Work instructions: Extend the news report on the AFL-CIO rally outside the New York Stock Exchange, starting after its final sentence.

Given text:
★ ★ ★
NEW YORK – Workers chanting, “Who’s city? Our city!” rallied here outside the New York Stock Exchange with laid-off workers from WorldCom, Enron and Arthur Andersen to tell Corporate America, “No more business as usual!”

AFL-CIO President John Sweeney told the crowd, “When corporate criminals invade our workplaces and our markets to steal our jobs and our savings, we must react every bit as decisively as when thieves enter our homes and try to bring harm to our loved ones.”

He added, “And we must respond just as strongly when co-conspirators of those criminals occupy and take control of our government, our legislative bodies and our regulatory agencies.”

Sweeney called for the mobilization of the 40 million people who live in union households “to replace anti-worker members of Congress with men and women who reject insiders and special interests and put people first.” He added, “During the month of August, the AFL-CIO will be publicly linking corporate criminals with their congressional co-conspirators while those members of Congress are home in their districts.”

On Oct. 19, the AFL-CIO will organize a “No More Business As Usual” National Day of Action to educate and mobilize workers and their families to vote on Nov. 5.

Sweeney, describing the crisis rocking the country, said, “The stock market loses $7 trillion dollars in value as the White House drags its feet and Congress refuses to rescind the $1.6 trillion dollar tax break they gave to the same CEOs who are now stealing us blind.”

Workers from Enron,WorldCom and Arthur Andersen told the noontime crowd about their stories of how “corporate criminals” wrecked the lives and dreams of millions of working families, while they got away with millions of dollars.

Debra Johnson, an Enron employee, was laid off Nov. 15 with no notice. A single parent with three children, she thanked the AFL-CIO for its efforts on behalf of her and other Enron employees. She said she had not been a member of a union for her seven years at Enron, but “if I had to do it all over again, getting a union would be the first call of duty.”

The AFL-CIO sued and won $34 million dollars for the laid-off Enron workers. Sweeney announced the AFL-CIO will go to court with a suit on behalf of the 17,000 laid-off WorldCom workers to get the severance pay they are owed.
★ ★ ★
Given records:

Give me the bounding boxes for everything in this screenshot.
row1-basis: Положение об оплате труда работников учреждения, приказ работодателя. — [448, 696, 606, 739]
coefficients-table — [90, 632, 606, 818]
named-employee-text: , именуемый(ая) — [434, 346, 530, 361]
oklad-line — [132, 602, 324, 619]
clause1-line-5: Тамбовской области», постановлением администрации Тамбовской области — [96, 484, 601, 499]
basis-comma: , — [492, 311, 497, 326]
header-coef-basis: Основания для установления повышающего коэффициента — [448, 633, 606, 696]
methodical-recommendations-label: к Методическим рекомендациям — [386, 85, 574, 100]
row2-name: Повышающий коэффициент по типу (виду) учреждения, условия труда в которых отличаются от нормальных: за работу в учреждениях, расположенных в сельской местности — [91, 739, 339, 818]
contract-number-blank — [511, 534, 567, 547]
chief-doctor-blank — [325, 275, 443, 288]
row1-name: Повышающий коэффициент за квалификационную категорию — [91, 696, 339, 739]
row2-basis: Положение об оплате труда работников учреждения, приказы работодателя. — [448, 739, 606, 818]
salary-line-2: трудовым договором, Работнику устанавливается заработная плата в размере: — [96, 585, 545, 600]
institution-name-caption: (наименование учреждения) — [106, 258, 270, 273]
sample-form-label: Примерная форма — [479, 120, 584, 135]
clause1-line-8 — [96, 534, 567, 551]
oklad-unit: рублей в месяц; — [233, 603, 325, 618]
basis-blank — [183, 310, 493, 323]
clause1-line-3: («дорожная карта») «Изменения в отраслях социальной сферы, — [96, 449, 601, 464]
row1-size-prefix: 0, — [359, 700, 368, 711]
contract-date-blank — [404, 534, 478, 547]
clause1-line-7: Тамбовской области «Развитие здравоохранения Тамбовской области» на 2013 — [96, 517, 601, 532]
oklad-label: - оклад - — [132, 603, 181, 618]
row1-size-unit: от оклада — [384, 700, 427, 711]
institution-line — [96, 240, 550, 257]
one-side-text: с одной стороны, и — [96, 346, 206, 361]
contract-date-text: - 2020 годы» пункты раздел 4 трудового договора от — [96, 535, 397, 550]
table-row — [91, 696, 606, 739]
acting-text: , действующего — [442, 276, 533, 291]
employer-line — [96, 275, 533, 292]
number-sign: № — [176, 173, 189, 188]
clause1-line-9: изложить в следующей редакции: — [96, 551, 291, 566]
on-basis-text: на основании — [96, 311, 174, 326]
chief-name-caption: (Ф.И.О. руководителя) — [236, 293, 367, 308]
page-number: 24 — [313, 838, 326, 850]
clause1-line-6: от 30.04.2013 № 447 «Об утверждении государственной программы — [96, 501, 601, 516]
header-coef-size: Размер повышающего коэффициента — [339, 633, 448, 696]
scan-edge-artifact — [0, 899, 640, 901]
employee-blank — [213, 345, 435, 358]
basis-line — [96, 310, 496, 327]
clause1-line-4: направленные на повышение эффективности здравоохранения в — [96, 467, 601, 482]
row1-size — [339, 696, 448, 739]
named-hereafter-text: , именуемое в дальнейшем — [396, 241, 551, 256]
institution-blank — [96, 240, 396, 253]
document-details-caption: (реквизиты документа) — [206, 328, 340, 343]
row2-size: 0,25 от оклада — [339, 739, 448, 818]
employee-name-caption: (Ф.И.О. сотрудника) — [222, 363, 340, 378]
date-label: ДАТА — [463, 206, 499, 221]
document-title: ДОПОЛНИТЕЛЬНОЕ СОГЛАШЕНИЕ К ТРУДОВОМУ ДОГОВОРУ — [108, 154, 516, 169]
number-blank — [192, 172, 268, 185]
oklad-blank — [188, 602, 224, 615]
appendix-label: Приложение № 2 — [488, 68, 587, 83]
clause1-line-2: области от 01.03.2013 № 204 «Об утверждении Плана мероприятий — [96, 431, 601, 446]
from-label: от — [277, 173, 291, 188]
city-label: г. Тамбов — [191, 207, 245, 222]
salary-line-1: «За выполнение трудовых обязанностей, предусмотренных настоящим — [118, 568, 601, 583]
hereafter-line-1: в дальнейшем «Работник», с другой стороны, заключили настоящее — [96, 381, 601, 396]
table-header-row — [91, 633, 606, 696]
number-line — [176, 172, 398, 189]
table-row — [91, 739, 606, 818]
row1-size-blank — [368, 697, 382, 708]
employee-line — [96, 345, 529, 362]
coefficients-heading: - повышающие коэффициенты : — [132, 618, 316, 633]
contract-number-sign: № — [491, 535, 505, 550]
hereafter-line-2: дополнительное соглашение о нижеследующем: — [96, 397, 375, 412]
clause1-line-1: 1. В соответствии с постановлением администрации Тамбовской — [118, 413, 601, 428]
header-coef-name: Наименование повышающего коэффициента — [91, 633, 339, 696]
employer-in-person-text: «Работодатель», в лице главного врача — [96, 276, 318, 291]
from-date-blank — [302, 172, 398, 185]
★ ★ ★
Exercise result:
Randi Weingarten, president of the 140,000-member United Federation of Teachers (UFT) and chair of the Muncipal Labor Committee, representing 100 municipal workers’ unions, told the World, “What we’ve been seeing in the last few months is corporation after corporation more interested in what their executives get and in cooking the books that hurt investors and hurt the public and doubly hurt the people that have worked for them.”

Many workers in the crowd had suffered from the double impact on the economy of Sept. 11 and the stock market crisis with no discernable government response.

Hotel Employees and Restaurant Employees Local 6 member Lydia Ramos lost her job of 20 years due to Sept 11. Like others in her local she has not been able to find another job. “The government should give us more support. We need help because our members worked for so many years and paid much taxes. We should have [special] consideration now.”

Sweeney announced that the AFL-CIO will be also using the more than $6 trillion in workers’ pension funds “to pressure for higher standards of corporate behavior and change ‘business as usual’ on Wall Street. Company by company, starting with the S&P 100, we will demand corporate accountability through shareholder action, cyber-action, suite action and street action.”

Richard Grande, a shop steward from Service Employees International Union Local 32BJ, told the World the source of the problem is simple: “Corporate greed, greed, greed and more greed, and no conscience,” he said. “We need watchdogs. We have to put a stop to this. They are putting us all in the poorhouse. Everything is in jeopardy.. Now it’s up to us, the people, to put a stop to it.”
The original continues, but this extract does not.